*** PASSAGE PROVIDED ***
Di said: “It was a busy time. When he coached the women’s team we would finish our school teaching and leave at about 6pm, go to Cambridge pick up some of the players, then we had to drive to Luton to train and then stop for fish and chips and then drive back over to Cambridge and get back home here at 1am – and then he would do school work.
“What he found most rewarding about it all was meeting people across the world.”
Ken was president of Royston Rotary Club in 1983 to 84 and was district governor for Rotary International in the East of England in 1997-98. He was also chairman of Royston and District Sports Council, chairman of Sports North Herts, he was an instigator of the town kite festival and was involved with Youth Speaks and Youth Makes Music.
In 1986, Ken was awarded an MBE by The Queen for services to sport and education – something Di said made them both “very proud”.
He was also short-listed for 2016 BBC Get Inspired Unsung Hero, and he received lifetime achievement awards from Corvus Cornix Basketball Club in 2014 and Herts Sports Partnership and Herts Basketball in 2018.
“He touched so many lives,” Di said.”He will be missed. I know he will.”
Ken was dad to two daughters, Lorraine and Yvonne, and had two grandchildren.
He and Di, 82, lived in Whaddon and are well-known in town.
She said: “Royston has become our home. When we first came to the area it was a small market town, everyone knew us. People would say hello in the street and Ken’s father, who was staying with us at the time, said it was ‘like being royalty’”
Di said: “Ken was a very caring man – he cared for people, particularly younger people. He did everything for everybody.” To relax, Di said her husband liked gardening and photography. Most of the time he was involved in administration, and he loved his Siamese cats. Both Ken and Di were members of St John the Baptist Church in Royston, and they had a blessing to commemorate their 35th wedding anniversary there. October would haven been their 50th wedding anniversary.
“One of my last conversations with him as me saying ‘you can’t go yet, the church is not ready!’ and he laughed. He was a laid-back guy and we had a fantastic life together.”
*** End of PASSAGE PROVIDED ***
*** INFORMATION SHOWN ***
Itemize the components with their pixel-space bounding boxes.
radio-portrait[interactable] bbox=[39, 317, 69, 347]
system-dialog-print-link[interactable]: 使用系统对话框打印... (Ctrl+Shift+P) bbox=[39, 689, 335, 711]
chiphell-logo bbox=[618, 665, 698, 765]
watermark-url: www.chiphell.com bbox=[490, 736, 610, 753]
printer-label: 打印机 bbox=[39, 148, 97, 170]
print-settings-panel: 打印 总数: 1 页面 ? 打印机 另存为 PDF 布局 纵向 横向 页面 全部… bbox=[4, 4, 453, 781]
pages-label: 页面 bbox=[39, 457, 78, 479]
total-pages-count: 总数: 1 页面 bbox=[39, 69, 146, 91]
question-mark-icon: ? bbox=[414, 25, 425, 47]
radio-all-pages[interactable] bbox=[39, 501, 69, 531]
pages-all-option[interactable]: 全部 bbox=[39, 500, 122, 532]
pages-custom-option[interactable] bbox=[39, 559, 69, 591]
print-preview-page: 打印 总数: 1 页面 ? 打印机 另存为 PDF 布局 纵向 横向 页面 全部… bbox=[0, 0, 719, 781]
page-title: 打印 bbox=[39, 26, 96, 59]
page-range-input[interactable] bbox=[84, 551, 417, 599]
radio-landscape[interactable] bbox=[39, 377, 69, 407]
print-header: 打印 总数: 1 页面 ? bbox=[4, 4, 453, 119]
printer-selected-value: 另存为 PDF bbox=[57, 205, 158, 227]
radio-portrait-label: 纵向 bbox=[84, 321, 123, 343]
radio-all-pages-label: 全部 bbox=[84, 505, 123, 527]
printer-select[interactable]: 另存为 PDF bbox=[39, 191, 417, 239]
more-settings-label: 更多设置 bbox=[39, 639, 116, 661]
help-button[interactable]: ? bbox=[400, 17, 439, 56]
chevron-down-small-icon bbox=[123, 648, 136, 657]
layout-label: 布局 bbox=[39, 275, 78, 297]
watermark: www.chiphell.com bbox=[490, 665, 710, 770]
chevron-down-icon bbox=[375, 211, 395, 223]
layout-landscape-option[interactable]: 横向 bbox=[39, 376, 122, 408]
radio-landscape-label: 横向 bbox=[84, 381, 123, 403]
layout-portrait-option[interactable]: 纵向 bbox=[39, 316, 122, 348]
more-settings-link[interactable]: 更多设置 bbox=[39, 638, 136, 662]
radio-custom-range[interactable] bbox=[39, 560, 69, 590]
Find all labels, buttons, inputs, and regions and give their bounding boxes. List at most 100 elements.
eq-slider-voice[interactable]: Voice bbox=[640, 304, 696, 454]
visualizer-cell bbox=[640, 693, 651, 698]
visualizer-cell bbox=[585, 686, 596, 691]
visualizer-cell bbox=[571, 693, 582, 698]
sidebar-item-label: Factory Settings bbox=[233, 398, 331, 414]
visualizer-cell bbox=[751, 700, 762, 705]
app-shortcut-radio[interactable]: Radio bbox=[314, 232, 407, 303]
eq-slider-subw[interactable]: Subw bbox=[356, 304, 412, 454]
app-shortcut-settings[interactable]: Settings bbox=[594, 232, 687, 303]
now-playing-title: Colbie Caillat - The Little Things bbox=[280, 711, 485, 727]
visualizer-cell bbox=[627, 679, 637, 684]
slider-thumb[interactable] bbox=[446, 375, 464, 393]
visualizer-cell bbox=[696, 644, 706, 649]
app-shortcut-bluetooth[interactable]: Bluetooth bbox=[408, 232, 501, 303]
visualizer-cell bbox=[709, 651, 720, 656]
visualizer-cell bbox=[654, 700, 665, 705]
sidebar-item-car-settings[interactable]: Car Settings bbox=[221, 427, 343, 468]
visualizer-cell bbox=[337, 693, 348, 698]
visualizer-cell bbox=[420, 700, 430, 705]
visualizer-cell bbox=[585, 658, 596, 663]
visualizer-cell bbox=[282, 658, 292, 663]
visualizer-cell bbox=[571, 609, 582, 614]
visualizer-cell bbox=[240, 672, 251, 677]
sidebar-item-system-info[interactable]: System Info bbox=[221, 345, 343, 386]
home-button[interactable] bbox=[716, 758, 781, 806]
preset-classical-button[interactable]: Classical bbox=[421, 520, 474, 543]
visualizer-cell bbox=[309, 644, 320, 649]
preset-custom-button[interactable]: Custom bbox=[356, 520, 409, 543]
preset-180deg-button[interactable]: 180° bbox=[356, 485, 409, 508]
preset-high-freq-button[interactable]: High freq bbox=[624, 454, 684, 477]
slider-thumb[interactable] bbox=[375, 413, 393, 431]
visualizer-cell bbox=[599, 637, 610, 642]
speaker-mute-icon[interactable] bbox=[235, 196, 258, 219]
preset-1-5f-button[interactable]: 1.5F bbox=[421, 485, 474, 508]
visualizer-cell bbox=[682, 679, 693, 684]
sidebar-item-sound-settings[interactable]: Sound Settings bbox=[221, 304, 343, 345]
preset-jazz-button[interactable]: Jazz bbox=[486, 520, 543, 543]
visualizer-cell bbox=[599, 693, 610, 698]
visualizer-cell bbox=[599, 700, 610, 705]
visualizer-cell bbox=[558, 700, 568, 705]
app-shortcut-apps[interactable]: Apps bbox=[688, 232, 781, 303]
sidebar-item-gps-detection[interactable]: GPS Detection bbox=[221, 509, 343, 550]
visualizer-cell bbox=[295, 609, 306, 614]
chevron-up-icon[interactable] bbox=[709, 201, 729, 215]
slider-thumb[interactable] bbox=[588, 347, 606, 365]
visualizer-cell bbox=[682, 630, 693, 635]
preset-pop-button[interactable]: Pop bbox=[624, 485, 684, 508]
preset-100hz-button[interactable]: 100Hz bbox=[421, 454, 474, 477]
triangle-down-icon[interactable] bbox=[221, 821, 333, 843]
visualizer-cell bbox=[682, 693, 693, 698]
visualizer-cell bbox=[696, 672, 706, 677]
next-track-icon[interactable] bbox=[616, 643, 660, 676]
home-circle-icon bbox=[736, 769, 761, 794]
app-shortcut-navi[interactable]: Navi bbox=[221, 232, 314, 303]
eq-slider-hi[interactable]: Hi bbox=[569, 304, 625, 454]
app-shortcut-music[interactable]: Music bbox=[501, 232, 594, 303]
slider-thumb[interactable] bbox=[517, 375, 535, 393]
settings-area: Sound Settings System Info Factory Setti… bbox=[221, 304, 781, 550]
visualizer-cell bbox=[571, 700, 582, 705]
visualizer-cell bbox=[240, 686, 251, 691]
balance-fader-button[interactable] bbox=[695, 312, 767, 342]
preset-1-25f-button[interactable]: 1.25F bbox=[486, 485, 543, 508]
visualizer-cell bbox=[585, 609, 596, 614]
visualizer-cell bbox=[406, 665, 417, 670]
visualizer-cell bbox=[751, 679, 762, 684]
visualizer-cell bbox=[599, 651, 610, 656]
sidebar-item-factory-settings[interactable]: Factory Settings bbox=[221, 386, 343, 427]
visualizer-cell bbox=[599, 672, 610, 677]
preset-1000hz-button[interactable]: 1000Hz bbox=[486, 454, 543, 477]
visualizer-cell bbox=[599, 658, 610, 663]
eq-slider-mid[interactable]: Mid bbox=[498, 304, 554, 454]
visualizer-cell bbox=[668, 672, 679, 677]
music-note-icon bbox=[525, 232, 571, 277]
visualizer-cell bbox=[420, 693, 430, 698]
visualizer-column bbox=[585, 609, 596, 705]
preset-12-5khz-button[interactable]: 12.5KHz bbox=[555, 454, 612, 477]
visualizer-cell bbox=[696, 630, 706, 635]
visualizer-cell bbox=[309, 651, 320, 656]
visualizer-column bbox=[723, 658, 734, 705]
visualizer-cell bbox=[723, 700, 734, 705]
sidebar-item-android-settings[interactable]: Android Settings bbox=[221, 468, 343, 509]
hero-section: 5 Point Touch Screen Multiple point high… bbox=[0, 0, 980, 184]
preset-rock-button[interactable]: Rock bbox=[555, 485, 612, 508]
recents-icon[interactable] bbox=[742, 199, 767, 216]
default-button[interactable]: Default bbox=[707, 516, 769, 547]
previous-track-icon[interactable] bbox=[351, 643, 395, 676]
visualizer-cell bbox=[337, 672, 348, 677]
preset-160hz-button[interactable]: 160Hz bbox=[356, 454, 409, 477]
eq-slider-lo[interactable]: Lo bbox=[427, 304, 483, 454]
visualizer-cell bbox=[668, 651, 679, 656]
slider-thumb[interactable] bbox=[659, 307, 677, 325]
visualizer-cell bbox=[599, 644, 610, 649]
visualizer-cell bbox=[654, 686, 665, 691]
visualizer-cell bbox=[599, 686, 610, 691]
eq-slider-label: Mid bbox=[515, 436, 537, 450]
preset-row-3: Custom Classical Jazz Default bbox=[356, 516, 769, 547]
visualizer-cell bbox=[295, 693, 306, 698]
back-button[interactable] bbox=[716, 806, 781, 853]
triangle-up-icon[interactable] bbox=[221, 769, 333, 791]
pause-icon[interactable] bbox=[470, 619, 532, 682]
*** End of INFORMATION SHOWN ***
# [WHAT THIS EXERCISE ASKS]
**A)** According to the passage about Ken, in what year did he receive an MBE, and for what?
**B)** Turn the paragraph of the passage about Ken that begins "Ken was president of Royston Rotary Club" into a bulleted list, keeping its main facts.
**C)** Continue the passage about Ken from its last sentence.
The material has no connection to the passage about Ken.

# [ANSWERS TO THE PROBLEMS]
**A)** He received it in 1986 for services to sport and education.

**B)**
- President of Royston Rotary Club, 1983–84
- District governor for Rotary International in the East of England, 1997–98
- Chairman of Royston and District Sports Council
- Chairman of Sports North Herts
- An instigator of the town kite festival
- Involved with Youth Speaks and Youth Makes Music

**C)**
Ken passed away on Thursday last week after having dementia. There’s a private funeral on August 5 and Di hopes when the lockdown is over and the church is restored, following the 2018 fire, they will have a memorial service of thanksgiving to honour his life.
Tributes to Ken have been paid by staff who worked with him at Greneway School, now part of King James Academy Royston.
Gordon Farquhar, headteacher of King James Academy Royston and Laura Rawlings – former Greneway headteacher from 2012 to 2018 – said: “While Greneway school is now part of the King James Academy Royston, it is important to recognise it’s history. “Greneway School’s founding headteacher was such a huge influence on the school and Royston community. His highly regarded leadership of Hertfordshire’s first Middle School left a significant legacy which will not be forgotten.”
Former head of PE at Greneway, Terry Graves, said: “In an age where the term ‘legendary’ is used all too easily, here we have a man who truly deserved the tag!
“Over 60 years of teaching, coaching, leading, managing, co-ordinating, driving and inspiring.
“Ken’s energy and enthusiasm were legendary and inspirational to all who have had the honour of working with him. He was the real deal!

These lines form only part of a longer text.